» Provided information
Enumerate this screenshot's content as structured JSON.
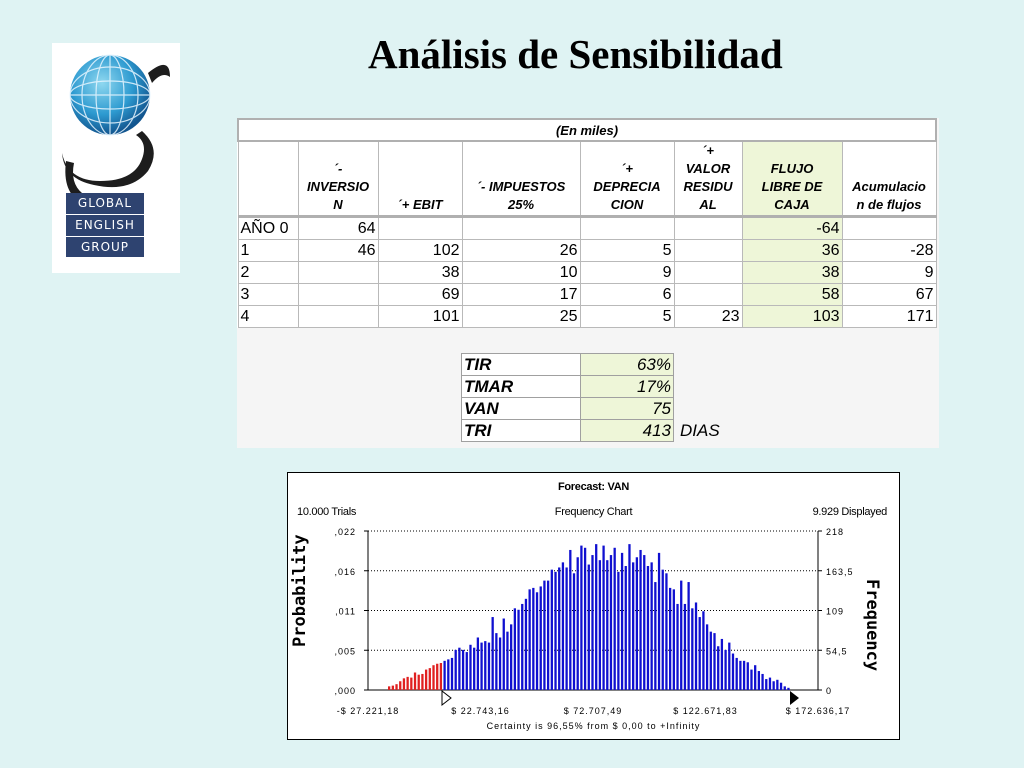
{
  "title": "Análisis de Sensibilidad",
  "logo": {
    "lines": [
      "GLOBAL",
      "ENGLISH",
      "GROUP"
    ]
  },
  "table": {
    "caption": "(En miles)",
    "headers": [
      {
        "lines": [
          ""
        ]
      },
      {
        "lines": [
          "´-",
          "INVERSIO",
          "N"
        ]
      },
      {
        "lines": [
          "´+ EBIT"
        ]
      },
      {
        "lines": [
          "´- IMPUESTOS",
          "25%"
        ]
      },
      {
        "lines": [
          "´+",
          "DEPRECIA",
          "CION"
        ]
      },
      {
        "lines": [
          "´+",
          "VALOR",
          "RESIDU",
          "AL"
        ]
      },
      {
        "lines": [
          "FLUJO",
          "LIBRE DE",
          "CAJA"
        ]
      },
      {
        "lines": [
          "Acumulacio",
          "n de flujos"
        ]
      }
    ],
    "rows": [
      [
        "AÑO 0",
        "64",
        "",
        "",
        "",
        "",
        "-64",
        ""
      ],
      [
        "1",
        "46",
        "102",
        "26",
        "5",
        "",
        "36",
        "-28"
      ],
      [
        "2",
        "",
        "38",
        "10",
        "9",
        "",
        "38",
        "9"
      ],
      [
        "3",
        "",
        "69",
        "17",
        "6",
        "",
        "58",
        "67"
      ],
      [
        "4",
        "",
        "101",
        "25",
        "5",
        "23",
        "103",
        "171"
      ]
    ]
  },
  "metrics": [
    {
      "label": "TIR",
      "value": "63%",
      "unit": ""
    },
    {
      "label": "TMAR",
      "value": "17%",
      "unit": ""
    },
    {
      "label": "VAN",
      "value": "75",
      "unit": ""
    },
    {
      "label": "TRI",
      "value": "413",
      "unit": "DIAS"
    }
  ],
  "colors": {
    "background": "#dff3f3",
    "highlight": "#eef6d8",
    "bar_main": "#1010d0",
    "bar_tail": "#e02020",
    "logo_blue": "#2e4370"
  },
  "chart": {
    "forecast_title": "Forecast: VAN",
    "trials": "10.000 Trials",
    "chart_title": "Frequency Chart",
    "displayed": "9.929 Displayed",
    "y_left_label": "Probability",
    "y_right_label": "Frequency",
    "y_left_ticks": [
      ",000",
      ",005",
      ",011",
      ",016",
      ",022"
    ],
    "y_right_ticks": [
      "0",
      "54,5",
      "109",
      "163,5",
      "218"
    ],
    "x_ticks": [
      "-$ 27.221,18",
      "$ 22.743,16",
      "$ 72.707,49",
      "$ 122.671,83",
      "$ 172.636,17"
    ],
    "certainty": "Certainty is 96,55% from $ 0,00 to +Infinity"
  },
  "chart_data": {
    "type": "bar",
    "title": "Forecast: VAN",
    "xlabel": "",
    "ylabel": "Probability",
    "y2label": "Frequency",
    "ylim": [
      0,
      218
    ],
    "x_range": [
      -27221.18,
      172636.17
    ],
    "tail_threshold": 0,
    "values": [
      5,
      6,
      8,
      12,
      16,
      18,
      17,
      24,
      21,
      22,
      28,
      30,
      34,
      36,
      37,
      40,
      42,
      44,
      55,
      58,
      55,
      52,
      62,
      58,
      72,
      65,
      67,
      65,
      100,
      78,
      72,
      98,
      80,
      90,
      112,
      110,
      118,
      125,
      138,
      140,
      134,
      142,
      150,
      150,
      165,
      162,
      168,
      175,
      168,
      192,
      160,
      182,
      198,
      195,
      172,
      185,
      200,
      178,
      198,
      178,
      185,
      195,
      162,
      188,
      170,
      200,
      175,
      182,
      192,
      185,
      170,
      175,
      148,
      188,
      165,
      160,
      140,
      138,
      118,
      150,
      118,
      148,
      112,
      120,
      100,
      108,
      90,
      80,
      78,
      60,
      70,
      55,
      65,
      50,
      44,
      40,
      40,
      38,
      28,
      34,
      26,
      22,
      15,
      17,
      12,
      14,
      10,
      5,
      3
    ]
  }
}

» What to work on
Using the entries above, return each line that includes the word "Frequency".

» Solution to this problem
    "chart_title": "Frequency Chart",
    "y_right_label": "Frequency",
    "y2label": "Frequency",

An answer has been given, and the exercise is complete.